**Job:** Pick out the lines below that include the string "Иные".
◆ ◆ ◆ ◆ ◆ ◆ ◆
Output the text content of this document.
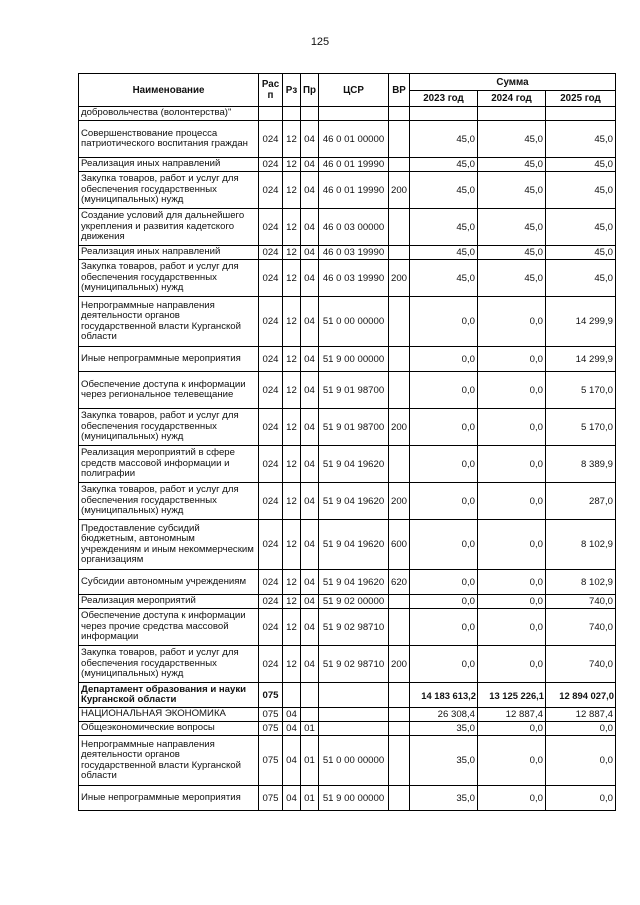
125
Наименование	Рас п	Рз	Пр	ЦСР	ВР	Сумма		
						2023 год	2024 год	2025 год
добровольчества (волонтерства)"								
Совершенствование процесса патриотического воспитания граждан	024	12	04	46 0 01 00000		45,0	45,0	45,0
Реализация иных направлений	024	12	04	46 0 01 19990		45,0	45,0	45,0
Закупка товаров, работ и услуг для обеспечения государственных (муниципальных) нужд	024	12	04	46 0 01 19990	200	45,0	45,0	45,0
Создание условий для дальнейшего укрепления и развития кадетского движения	024	12	04	46 0 03 00000		45,0	45,0	45,0
Реализация иных направлений	024	12	04	46 0 03 19990		45,0	45,0	45,0
Закупка товаров, работ и услуг для обеспечения государственных (муниципальных) нужд	024	12	04	46 0 03 19990	200	45,0	45,0	45,0
Непрограммные направления деятельности органов государственной власти Курганской области	024	12	04	51 0 00 00000		0,0	0,0	14 299,9
Иные непрограммные мероприятия	024	12	04	51 9 00 00000		0,0	0,0	14 299,9
Обеспечение доступа к информации через региональное телевещание	024	12	04	51 9 01 98700		0,0	0,0	5 170,0
Закупка товаров, работ и услуг для обеспечения государственных (муниципальных) нужд	024	12	04	51 9 01 98700	200	0,0	0,0	5 170,0
Реализация мероприятий в сфере средств массовой информации и полиграфии	024	12	04	51 9 04 19620		0,0	0,0	8 389,9
Закупка товаров, работ и услуг для обеспечения государственных (муниципальных) нужд	024	12	04	51 9 04 19620	200	0,0	0,0	287,0
Предоставление субсидий бюджетным, автономным учреждениям и иным некоммерческим организациям	024	12	04	51 9 04 19620	600	0,0	0,0	8 102,9
Субсидии автономным учреждениям	024	12	04	51 9 04 19620	620	0,0	0,0	8 102,9
Реализация мероприятий	024	12	04	51 9 02 00000		0,0	0,0	740,0
Обеспечение доступа к информации через прочие средства массовой информации	024	12	04	51 9 02 98710		0,0	0,0	740,0
Закупка товаров, работ и услуг для обеспечения государственных (муниципальных) нужд	024	12	04	51 9 02 98710	200	0,0	0,0	740,0
Департамент образования и науки Курганской области	075					14 183 613,2	13 125 226,1	12 894 027,0
НАЦИОНАЛЬНАЯ ЭКОНОМИКА	075	04				26 308,4	12 887,4	12 887,4
Общеэкономические вопросы	075	04	01			35,0	0,0	0,0
Непрограммные направления деятельности органов государственной власти Курганской области	075	04	01	51 0 00 00000		35,0	0,0	0,0
Иные непрограммные мероприятия	075	04	01	51 9 00 00000		35,0	0,0	0,0
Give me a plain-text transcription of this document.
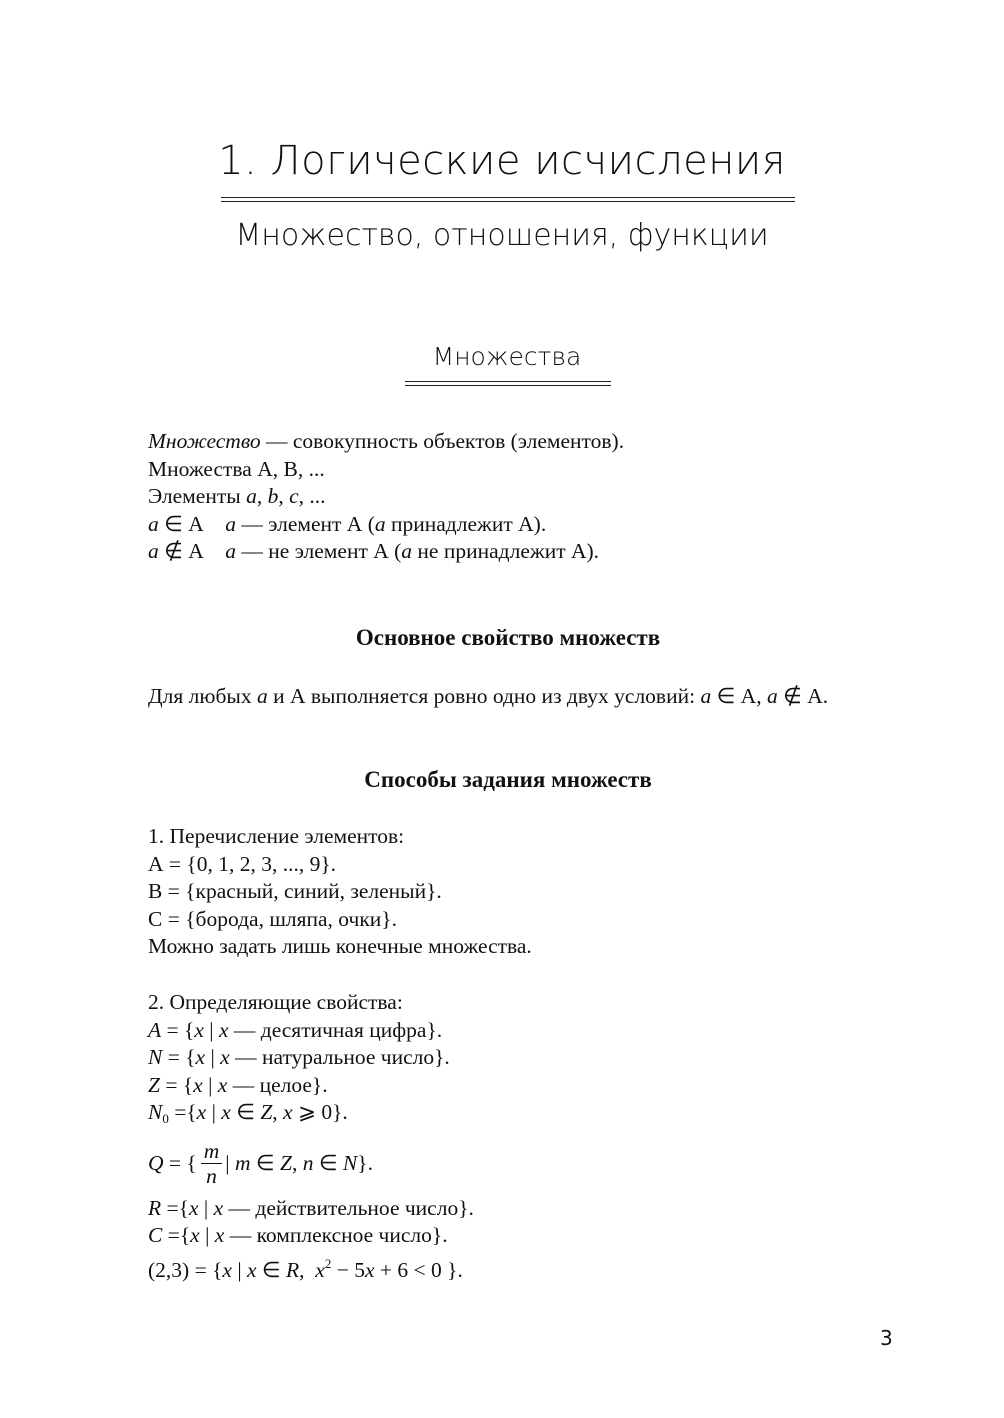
1. Логические исчисления
Множество, отношения, функции
Множества
Множество — совокупность объектов (элементов).
Множества А, В, ...
Элементы a, b, c, ...
a ∈ А    a — элемент А (a принадлежит А).
a ∉ А    a — не элемент А (a не принадлежит А).
Основное свойство множеств
Для любых a и А выполняется ровно одно из двух условий: a ∈ А, a ∉ А.
Способы задания множеств
1. Перечисление элементов:
А = {0, 1, 2, 3, ..., 9}.
В = {красный, синий, зеленый}.
С = {борода, шляпа, очки}.
Можно задать лишь конечные множества.
2. Определяющие свойства:
A = {x | x — десятичная цифра}.
N = {x | x — натуральное число}.
Z = {x | x — целое}.
$N_0 =\{x$ | x ∈ Z, x ⩾ 0}.
Q = { $\frac{m}{n}$ | m ∈ Z , n ∈ N }.
R ={x | x — действительное число}.
C ={x | x — комплексное число}.
(2,3) = {x | x ∈ R,  $x^2 - 5x + 6 < 0$ }.
3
◆ ◆ ◆ ◆ ◆ ◆ ◆
**Task response:**
Иные непрограммные мероприятия	024	12	04	51 9 00 00000		0,0	0,0	14 299,9
Иные непрограммные мероприятия	075	04	01	51 9 00 00000		35,0	0,0	0,0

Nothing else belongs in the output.